- [PROBLEM DETAILS]
State how many lines of the entries hold the string "sind". Reply with the number alone.

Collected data
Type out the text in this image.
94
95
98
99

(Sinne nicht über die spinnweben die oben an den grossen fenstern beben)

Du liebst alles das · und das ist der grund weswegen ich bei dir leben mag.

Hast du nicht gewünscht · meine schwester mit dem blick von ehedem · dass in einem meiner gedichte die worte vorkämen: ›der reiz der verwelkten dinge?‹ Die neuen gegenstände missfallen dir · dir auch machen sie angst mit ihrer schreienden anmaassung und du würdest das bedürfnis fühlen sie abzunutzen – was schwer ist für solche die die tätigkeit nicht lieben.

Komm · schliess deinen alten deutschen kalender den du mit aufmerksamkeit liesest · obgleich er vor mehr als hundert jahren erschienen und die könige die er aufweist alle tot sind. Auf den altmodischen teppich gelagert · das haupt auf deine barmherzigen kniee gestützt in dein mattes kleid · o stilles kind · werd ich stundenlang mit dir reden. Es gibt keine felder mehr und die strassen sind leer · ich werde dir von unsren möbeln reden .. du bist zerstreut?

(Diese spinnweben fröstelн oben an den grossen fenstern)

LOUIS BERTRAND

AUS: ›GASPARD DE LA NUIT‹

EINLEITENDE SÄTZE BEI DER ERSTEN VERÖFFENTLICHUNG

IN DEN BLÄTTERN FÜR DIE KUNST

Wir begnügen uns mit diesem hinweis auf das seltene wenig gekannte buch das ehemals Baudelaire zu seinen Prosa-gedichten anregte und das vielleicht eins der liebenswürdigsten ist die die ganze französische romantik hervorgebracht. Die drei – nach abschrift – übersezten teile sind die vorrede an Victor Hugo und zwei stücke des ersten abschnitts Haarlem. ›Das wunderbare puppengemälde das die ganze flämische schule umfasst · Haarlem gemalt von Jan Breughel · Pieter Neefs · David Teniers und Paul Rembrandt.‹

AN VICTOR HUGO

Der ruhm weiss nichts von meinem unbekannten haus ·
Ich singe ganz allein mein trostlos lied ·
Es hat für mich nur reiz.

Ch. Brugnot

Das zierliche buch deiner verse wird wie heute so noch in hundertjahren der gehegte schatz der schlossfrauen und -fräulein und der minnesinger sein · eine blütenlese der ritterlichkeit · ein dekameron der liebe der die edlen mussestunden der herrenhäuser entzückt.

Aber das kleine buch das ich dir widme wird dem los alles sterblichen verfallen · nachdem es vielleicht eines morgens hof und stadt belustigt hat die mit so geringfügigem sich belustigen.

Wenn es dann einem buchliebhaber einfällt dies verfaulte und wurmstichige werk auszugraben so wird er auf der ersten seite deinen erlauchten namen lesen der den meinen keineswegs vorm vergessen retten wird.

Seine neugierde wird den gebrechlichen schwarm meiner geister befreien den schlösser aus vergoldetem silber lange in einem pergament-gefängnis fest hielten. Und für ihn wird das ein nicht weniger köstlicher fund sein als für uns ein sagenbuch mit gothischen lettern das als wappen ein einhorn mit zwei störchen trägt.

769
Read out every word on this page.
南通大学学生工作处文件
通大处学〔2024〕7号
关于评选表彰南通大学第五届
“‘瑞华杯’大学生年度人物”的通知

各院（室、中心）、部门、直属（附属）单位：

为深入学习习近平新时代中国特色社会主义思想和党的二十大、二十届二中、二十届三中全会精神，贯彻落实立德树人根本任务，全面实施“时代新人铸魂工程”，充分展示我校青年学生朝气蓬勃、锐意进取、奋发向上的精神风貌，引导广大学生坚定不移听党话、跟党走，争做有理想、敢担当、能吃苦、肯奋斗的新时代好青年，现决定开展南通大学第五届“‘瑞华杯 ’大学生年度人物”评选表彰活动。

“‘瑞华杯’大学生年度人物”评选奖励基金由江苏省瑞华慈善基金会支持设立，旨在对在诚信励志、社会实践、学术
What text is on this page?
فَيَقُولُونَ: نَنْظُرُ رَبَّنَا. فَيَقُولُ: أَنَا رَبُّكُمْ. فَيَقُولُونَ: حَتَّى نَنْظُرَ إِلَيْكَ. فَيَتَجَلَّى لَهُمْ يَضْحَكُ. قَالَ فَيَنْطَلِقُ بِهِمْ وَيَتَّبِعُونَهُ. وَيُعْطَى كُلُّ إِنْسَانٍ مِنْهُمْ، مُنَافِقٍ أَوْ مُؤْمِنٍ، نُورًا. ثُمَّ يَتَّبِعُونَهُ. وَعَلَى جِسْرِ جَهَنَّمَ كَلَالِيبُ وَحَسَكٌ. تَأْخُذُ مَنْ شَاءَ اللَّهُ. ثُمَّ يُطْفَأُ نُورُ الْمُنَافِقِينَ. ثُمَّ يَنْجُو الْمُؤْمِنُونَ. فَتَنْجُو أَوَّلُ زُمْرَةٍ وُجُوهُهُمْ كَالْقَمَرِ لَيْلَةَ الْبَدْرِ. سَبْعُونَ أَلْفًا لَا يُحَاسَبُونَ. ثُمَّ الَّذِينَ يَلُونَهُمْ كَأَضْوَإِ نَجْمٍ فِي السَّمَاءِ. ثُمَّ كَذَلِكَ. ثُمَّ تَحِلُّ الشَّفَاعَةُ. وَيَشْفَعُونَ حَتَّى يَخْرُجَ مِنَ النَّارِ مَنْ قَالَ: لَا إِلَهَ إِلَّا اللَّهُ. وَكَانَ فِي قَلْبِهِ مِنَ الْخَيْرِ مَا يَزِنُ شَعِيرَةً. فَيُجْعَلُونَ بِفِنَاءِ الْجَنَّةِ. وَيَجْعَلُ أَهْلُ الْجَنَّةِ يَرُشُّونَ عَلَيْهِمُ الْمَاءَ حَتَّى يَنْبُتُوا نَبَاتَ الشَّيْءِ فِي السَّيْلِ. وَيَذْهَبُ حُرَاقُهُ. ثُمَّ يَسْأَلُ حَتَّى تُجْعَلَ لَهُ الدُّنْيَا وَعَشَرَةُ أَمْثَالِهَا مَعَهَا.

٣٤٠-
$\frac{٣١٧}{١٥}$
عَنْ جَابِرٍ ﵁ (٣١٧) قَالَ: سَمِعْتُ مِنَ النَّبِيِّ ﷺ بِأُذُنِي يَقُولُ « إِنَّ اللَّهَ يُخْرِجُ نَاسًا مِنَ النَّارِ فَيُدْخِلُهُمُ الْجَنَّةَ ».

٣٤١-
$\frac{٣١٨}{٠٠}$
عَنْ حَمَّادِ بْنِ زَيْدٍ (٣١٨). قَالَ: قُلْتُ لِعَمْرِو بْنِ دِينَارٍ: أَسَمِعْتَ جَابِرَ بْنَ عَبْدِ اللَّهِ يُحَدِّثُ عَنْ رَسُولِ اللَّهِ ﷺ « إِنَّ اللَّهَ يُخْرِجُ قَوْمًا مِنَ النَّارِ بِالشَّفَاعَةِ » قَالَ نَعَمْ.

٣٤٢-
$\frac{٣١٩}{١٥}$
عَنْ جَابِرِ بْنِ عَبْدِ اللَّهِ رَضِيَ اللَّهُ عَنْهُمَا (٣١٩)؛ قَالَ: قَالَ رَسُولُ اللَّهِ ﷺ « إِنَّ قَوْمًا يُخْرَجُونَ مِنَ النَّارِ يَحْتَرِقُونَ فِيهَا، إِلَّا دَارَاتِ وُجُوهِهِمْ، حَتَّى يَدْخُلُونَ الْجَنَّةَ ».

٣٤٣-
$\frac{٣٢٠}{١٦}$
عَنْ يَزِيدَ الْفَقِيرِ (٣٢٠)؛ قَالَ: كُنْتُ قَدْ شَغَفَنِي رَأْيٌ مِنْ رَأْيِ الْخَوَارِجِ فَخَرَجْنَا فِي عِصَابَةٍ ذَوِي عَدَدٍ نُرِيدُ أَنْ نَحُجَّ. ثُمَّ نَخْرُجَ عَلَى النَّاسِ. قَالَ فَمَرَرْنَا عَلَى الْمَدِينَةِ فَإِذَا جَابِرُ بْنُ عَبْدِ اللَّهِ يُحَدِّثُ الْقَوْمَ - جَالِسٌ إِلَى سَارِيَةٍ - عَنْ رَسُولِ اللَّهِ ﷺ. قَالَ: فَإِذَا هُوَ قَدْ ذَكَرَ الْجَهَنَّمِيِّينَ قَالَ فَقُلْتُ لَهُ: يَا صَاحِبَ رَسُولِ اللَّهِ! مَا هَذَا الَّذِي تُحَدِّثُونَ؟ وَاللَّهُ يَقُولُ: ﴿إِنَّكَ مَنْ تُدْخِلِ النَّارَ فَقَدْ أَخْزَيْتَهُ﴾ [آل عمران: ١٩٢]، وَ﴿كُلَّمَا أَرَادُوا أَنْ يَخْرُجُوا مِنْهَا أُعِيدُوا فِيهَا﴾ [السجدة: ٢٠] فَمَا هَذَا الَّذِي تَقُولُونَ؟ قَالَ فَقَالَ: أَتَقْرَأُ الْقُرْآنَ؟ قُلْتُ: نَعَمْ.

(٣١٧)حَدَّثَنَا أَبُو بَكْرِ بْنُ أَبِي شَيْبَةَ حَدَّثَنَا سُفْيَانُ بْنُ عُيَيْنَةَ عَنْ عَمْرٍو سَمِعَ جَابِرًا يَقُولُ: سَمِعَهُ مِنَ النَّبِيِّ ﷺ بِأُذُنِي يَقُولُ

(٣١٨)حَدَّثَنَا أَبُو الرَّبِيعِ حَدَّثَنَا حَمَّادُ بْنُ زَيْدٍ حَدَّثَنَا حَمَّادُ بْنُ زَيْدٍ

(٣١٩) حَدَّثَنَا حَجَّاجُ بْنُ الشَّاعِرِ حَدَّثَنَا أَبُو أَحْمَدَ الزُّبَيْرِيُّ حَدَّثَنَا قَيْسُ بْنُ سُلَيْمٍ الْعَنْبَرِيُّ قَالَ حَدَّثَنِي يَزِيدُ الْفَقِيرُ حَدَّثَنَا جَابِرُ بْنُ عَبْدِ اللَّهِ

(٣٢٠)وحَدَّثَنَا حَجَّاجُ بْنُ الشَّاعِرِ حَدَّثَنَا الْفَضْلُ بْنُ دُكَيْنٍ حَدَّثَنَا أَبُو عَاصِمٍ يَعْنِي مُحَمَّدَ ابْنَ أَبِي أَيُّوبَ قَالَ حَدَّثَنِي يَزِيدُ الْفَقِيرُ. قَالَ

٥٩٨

- [EXERCISE SOLUTION]
2